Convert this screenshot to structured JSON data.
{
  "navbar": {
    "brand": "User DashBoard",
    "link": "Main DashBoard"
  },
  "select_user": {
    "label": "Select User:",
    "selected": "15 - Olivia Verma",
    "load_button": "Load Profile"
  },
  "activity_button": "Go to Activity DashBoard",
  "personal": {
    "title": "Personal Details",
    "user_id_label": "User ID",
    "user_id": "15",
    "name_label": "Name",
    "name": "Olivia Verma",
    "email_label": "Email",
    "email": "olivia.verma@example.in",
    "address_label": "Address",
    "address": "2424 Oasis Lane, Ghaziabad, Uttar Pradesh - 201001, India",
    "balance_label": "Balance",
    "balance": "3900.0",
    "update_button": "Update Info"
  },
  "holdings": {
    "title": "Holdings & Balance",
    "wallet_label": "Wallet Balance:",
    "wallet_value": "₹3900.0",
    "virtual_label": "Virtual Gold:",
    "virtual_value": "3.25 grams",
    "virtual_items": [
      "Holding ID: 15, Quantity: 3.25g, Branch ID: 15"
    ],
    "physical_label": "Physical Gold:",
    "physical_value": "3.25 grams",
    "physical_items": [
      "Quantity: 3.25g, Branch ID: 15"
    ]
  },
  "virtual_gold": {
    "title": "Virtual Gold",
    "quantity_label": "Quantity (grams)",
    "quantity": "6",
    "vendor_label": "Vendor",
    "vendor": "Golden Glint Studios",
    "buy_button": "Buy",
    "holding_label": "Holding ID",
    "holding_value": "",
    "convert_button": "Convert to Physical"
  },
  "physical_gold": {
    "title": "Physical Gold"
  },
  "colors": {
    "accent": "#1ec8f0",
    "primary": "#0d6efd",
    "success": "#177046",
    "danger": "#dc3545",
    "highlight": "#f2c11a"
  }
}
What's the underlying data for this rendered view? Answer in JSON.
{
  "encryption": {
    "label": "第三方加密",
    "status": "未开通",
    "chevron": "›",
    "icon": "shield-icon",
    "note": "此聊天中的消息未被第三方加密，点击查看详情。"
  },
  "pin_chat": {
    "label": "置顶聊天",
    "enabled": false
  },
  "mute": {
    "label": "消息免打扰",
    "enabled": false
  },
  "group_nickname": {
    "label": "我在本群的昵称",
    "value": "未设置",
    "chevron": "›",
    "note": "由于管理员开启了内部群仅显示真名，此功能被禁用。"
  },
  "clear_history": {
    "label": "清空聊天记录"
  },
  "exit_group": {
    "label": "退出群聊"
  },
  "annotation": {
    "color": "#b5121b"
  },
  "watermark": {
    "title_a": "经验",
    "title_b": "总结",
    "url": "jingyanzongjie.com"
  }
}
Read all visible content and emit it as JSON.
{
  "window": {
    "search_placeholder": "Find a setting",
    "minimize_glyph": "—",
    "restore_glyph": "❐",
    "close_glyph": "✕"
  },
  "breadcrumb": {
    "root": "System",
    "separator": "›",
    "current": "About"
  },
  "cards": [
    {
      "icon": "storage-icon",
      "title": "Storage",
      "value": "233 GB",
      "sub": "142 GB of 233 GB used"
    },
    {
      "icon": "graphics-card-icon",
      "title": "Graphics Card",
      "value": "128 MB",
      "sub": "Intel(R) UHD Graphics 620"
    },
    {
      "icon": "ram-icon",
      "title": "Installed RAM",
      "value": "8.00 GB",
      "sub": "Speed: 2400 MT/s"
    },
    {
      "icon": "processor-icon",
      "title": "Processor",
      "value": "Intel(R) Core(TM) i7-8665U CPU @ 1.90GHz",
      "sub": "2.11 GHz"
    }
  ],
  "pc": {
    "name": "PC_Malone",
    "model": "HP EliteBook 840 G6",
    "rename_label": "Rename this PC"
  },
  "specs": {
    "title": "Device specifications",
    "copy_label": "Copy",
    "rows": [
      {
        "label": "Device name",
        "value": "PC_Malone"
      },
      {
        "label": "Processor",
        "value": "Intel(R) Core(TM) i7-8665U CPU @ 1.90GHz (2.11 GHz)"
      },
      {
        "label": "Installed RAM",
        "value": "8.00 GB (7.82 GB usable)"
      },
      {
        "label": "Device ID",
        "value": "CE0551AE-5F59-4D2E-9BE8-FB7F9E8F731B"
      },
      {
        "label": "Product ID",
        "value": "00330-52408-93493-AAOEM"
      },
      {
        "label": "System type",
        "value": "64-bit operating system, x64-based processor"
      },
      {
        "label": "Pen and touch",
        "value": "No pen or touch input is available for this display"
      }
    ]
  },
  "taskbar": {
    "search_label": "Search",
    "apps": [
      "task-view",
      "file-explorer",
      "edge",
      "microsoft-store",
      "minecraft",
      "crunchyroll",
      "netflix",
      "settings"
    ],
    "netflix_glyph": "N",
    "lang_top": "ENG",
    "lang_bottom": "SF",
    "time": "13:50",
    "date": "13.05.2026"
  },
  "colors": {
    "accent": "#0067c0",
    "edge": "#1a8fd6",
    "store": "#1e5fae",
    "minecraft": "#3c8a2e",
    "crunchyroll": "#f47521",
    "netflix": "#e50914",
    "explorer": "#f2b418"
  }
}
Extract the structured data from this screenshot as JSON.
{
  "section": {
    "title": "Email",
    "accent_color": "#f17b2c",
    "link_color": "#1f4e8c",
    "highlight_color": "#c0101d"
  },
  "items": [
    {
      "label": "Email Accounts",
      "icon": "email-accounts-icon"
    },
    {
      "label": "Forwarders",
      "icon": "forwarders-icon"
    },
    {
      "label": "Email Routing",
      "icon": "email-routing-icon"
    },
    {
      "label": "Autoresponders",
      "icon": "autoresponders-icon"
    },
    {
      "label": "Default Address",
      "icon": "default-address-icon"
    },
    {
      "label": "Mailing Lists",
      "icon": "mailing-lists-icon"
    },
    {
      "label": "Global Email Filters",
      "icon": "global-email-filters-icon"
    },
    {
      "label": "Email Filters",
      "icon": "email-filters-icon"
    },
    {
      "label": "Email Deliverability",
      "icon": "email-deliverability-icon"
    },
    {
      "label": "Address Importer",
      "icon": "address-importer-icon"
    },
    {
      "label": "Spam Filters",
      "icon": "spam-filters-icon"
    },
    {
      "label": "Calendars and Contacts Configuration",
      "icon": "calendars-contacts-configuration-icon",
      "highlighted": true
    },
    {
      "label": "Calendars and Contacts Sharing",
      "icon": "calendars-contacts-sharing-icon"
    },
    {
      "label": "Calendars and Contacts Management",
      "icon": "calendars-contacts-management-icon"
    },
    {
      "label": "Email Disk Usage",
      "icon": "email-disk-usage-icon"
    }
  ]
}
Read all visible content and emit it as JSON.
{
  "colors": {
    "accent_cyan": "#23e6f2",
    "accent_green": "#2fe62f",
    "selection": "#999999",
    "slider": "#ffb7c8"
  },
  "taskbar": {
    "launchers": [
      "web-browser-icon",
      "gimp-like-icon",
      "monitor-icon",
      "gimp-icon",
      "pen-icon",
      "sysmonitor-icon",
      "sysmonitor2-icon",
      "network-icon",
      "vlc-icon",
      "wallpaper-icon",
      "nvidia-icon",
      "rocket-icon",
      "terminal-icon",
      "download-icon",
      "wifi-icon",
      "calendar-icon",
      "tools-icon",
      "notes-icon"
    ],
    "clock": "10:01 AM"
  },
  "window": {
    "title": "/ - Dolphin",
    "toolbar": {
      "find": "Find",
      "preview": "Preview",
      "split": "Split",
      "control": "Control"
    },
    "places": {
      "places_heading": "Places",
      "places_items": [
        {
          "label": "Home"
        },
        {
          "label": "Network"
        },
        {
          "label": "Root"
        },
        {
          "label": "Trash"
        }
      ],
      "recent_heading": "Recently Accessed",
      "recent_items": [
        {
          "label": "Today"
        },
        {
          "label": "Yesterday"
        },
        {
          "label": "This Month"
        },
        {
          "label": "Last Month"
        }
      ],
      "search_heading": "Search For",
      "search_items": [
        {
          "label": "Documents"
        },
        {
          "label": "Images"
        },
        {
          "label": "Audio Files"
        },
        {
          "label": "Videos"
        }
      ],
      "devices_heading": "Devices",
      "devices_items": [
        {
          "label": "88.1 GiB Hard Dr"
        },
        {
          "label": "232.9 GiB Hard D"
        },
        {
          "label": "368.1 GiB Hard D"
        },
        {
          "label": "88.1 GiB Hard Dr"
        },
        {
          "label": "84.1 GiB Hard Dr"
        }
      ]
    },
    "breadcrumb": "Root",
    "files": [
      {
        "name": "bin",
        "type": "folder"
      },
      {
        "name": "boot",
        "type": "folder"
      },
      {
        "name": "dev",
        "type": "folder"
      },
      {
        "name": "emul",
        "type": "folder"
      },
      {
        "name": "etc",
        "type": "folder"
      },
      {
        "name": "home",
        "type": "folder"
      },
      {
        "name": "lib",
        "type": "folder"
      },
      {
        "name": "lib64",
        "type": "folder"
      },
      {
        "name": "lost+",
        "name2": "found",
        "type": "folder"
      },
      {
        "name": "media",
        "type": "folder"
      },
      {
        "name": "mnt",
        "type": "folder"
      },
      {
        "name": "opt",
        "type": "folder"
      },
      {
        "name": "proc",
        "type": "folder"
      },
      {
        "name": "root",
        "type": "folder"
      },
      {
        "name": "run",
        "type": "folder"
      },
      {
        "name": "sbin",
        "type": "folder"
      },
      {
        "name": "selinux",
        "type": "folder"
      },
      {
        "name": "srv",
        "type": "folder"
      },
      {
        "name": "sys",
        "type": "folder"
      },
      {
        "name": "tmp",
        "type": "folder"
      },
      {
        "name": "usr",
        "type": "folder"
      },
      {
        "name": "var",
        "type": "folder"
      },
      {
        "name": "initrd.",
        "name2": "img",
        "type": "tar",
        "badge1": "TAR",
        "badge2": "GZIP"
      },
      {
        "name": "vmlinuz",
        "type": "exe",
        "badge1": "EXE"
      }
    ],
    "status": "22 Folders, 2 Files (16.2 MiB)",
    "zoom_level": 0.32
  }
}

WHAT IS REQUIRED: Take each line containing the string "JSON" and copy it out.

TASK SOLUTION:
Convert this screenshot to structured JSON data.
What's the underlying data for this rendered view? Answer in JSON.
Read all visible content and emit it as JSON.
Extract the structured data from this screenshot as JSON.
Read all visible content and emit it as JSON.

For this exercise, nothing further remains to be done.